*Goal*: Report all lines holding "Options".

(Stored entries)
::::::::::

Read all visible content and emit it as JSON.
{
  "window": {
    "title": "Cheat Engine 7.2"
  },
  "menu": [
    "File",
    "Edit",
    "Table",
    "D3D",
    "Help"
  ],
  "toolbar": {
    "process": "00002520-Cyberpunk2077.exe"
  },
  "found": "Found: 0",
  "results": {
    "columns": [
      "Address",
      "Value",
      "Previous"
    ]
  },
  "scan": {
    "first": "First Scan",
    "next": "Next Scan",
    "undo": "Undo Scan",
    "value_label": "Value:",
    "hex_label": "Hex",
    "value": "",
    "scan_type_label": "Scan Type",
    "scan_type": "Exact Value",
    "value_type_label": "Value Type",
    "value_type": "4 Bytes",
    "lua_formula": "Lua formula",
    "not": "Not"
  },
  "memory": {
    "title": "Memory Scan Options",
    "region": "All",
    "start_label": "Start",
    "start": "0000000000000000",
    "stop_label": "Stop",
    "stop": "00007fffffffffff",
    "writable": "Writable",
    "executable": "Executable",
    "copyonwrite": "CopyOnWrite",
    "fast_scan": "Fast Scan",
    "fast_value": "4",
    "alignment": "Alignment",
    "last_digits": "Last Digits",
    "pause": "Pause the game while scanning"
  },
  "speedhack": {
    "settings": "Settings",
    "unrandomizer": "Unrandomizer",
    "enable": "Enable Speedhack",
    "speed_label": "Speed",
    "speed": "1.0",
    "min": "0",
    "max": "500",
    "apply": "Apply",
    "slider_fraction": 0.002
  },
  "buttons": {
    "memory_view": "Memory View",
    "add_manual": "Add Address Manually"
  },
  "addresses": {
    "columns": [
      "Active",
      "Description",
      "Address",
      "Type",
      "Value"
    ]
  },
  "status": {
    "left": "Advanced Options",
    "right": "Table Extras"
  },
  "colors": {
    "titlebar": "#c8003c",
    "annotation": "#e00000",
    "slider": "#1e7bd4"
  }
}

::::::::::

*Written answer*:
    "title": "Memory Scan Options",
    "left": "Advanced Options",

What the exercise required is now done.